#### [Text to read]
::::

The idea that Taubman debased a saintly enterprise with the values of the shopping mall is not true. All he did was shove an already competitive business into the ruthless habitat of the '80s. It is not true either, as anyone knows who has followed the fortunes of the two houses, that Sotheby's is all hustle and Christie's all starch. In fact, it was Christie's that got into trouble with the law over falsifying an auction. In 1985 David Bathurst admitted that four years earlier, when he was president of Christie's New York branch, he had reported selling two paintings that had not, in fact, found buyers at auction in New York: a Van Gogh at a supposed price of $2.1 million and a Gauguin at $1.3 million. Bathurst said he had lied to protect the art market from depression.
The auction practice that has attracted the most criticism lately -- and goes to the heart of the nature of auctions themselves and the ethics of the trade -- is giving guarantees to the seller of a work of art and loans to the buyer. If X has a work of art that auctioneer Y wants to sell, Y can issue a "guarantee" that X will get, say, $5 million from the sale. If the work does not make $5 million, X still gets his check, but the work remains with the auction house for later sale. Guarantees are a strong inducement to sellers.
Loans to the buyer are made before the auction, and completed after it, at an interest rate that may go as high as 4% over prime. A common amount is 50% of the hammer price -- whatever the work reaches.
Guarantees can backfire. Sotheby's guarantee on the recent four-day sale of the collection of John T. Dorrance Jr., the late Campbell's soup heir, nearly did so. According to ARTnewsletter, a trade sheet, the dealer William Acquavella offered the Dorrance estate a guarantee of $100 million, but Sotheby's trumped him with $110 million. Though the sale realized a total of $131.29 million, it did so only because Sotheby's had persuaded the heirs to accept a "global reserve" (the minimum price acceptable to the seller on the whole collection), instead of placing a reserve, or minimum, on each lot, as is more usual. This enabled Sotheby's to meet the bottom line by selling 15 out of 44 impressionist and modern paintings far under its low estimate, rather than not sell them at all -- and gamble on making up the slack over the next three days.

::::

#### [Information supplied]
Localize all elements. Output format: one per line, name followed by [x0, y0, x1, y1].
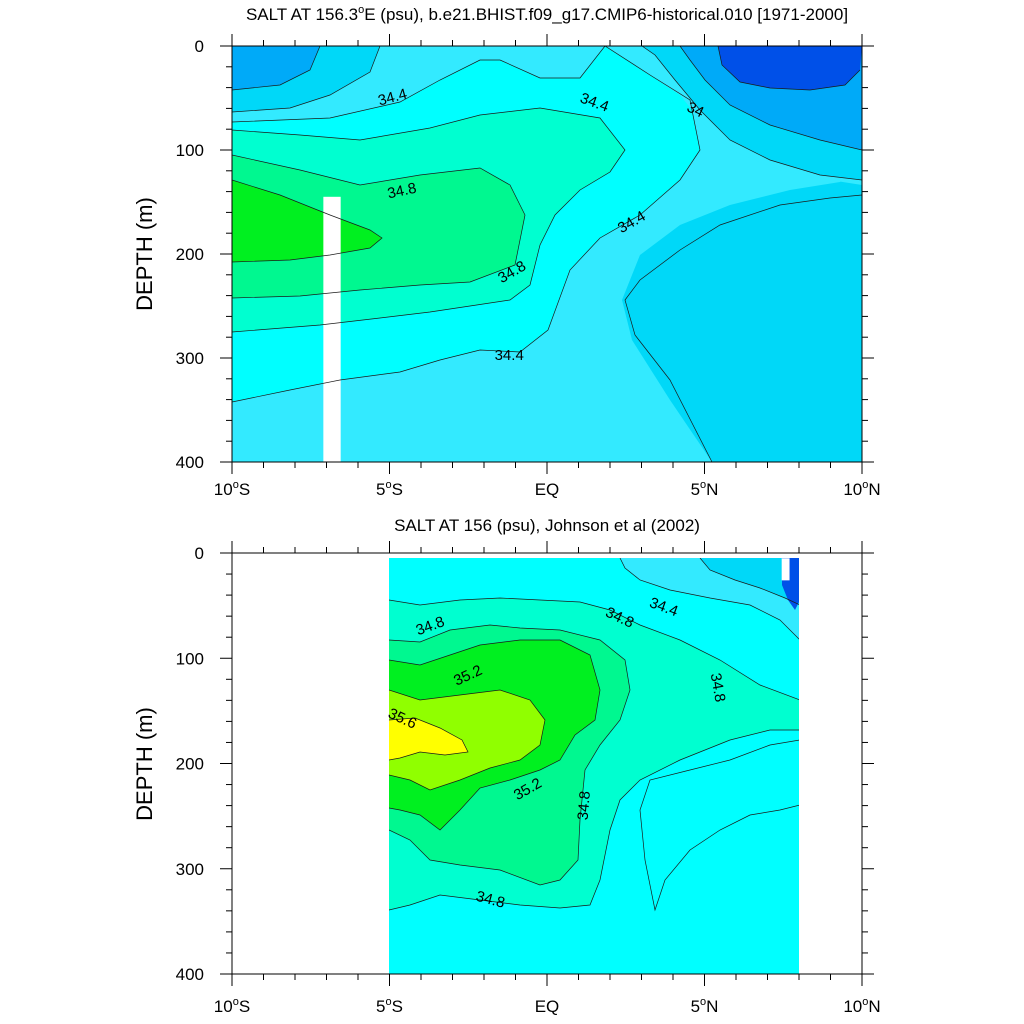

::::

#### [Brief]
In the text about auction houses, what guarantee did Sotheby's offer the Dorrance estate?

#### [Reply]
$110 million